*Exercise instructions*.
Spot each line in the records below where the word "Rakita" occurs, then copy it.

Figure record extracts
****************************************

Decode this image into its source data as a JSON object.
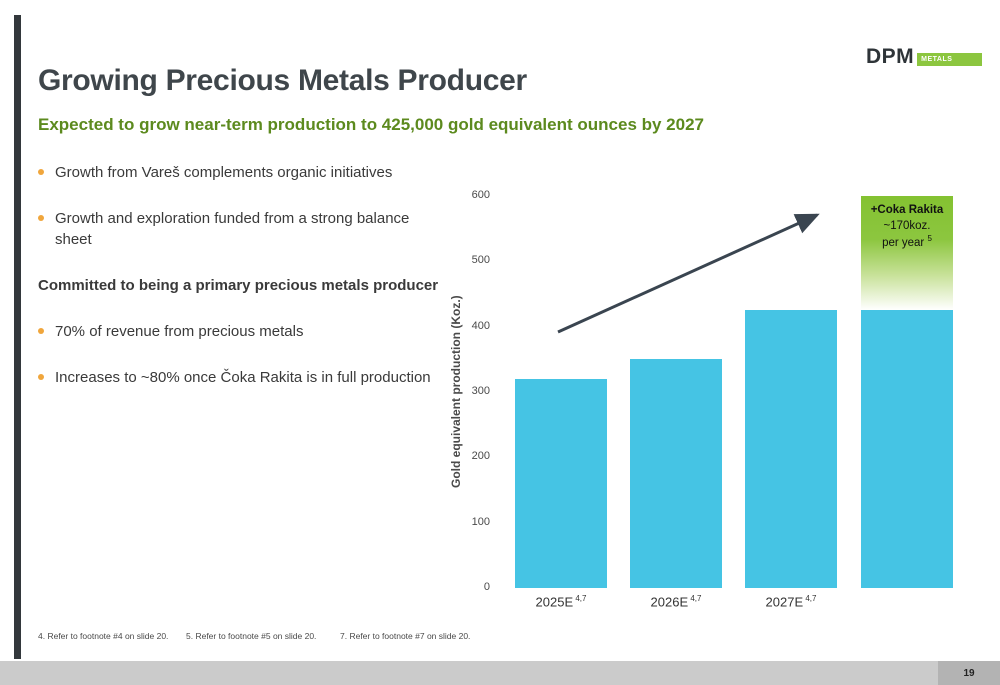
{
  "slide": {
    "title": "Growing Precious Metals Producer",
    "subtitle": "Expected to grow near-term production to 425,000 gold equivalent ounces by 2027",
    "page_number": "19"
  },
  "logo": {
    "dpm": "DPM",
    "metals": "METALS"
  },
  "bullets": {
    "items": [
      {
        "text": "Growth from Vareš complements organic initiatives",
        "bold": false,
        "bullet": true
      },
      {
        "text": "Growth and exploration funded from a strong balance sheet",
        "bold": false,
        "bullet": true
      },
      {
        "text": "Committed to being a primary precious metals producer",
        "bold": true,
        "bullet": false
      },
      {
        "text": "70% of revenue from precious metals",
        "bold": false,
        "bullet": true
      },
      {
        "text": "Increases to ~80% once Čoka Rakita is in full production",
        "bold": false,
        "bullet": true
      }
    ]
  },
  "chart_data": {
    "type": "bar",
    "categories": [
      "2025E",
      "2026E",
      "2027E",
      ""
    ],
    "category_superscript": "4,7",
    "values": [
      320,
      350,
      425,
      425
    ],
    "title": "",
    "xlabel": "",
    "ylabel": "Gold equivalent production (Koz.)",
    "yticks": [
      0,
      100,
      200,
      300,
      400,
      500,
      600
    ],
    "ylim": [
      0,
      600
    ],
    "bar_color": "#45c4e4",
    "grid": false,
    "legend": false,
    "annotation": {
      "title": "+Coka Rakita",
      "line2": "~170koz.",
      "line3": "per year",
      "superscript": "5",
      "from": 425,
      "to": 600
    },
    "arrow": {
      "present": true,
      "color": "#3a4550"
    }
  },
  "footnotes": [
    "4. Refer to footnote #4 on slide 20.",
    "5. Refer to footnote #5 on slide 20.",
    "7. Refer to footnote #7 on slide 20."
  ],
  "colors": {
    "accent_green": "#8cc63f",
    "subtitle_green": "#5c8a1e",
    "bar_cyan": "#45c4e4",
    "bullet_orange": "#f0a63c",
    "title_dark": "#3f464b",
    "bottom_bar_gray": "#cbcbcb"
  }
}
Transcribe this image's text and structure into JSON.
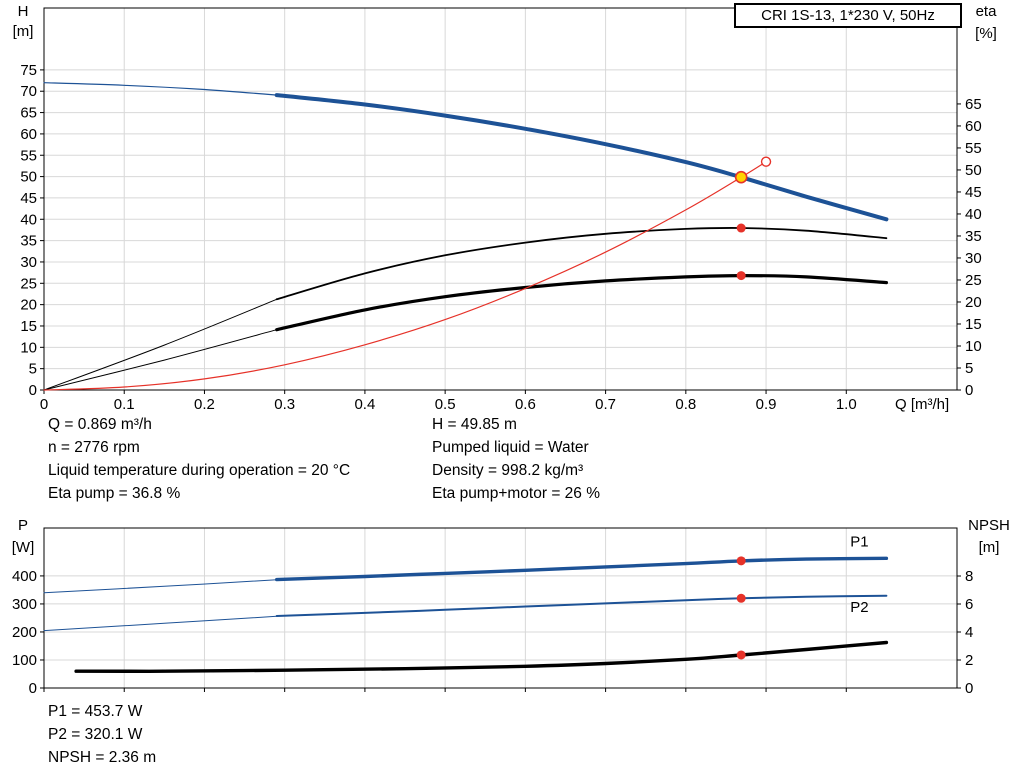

****************************************

*Final result*.
        "text": "Increases to ~80% once Čoka Rakita is in full production",
      "title": "+Coka Rakita",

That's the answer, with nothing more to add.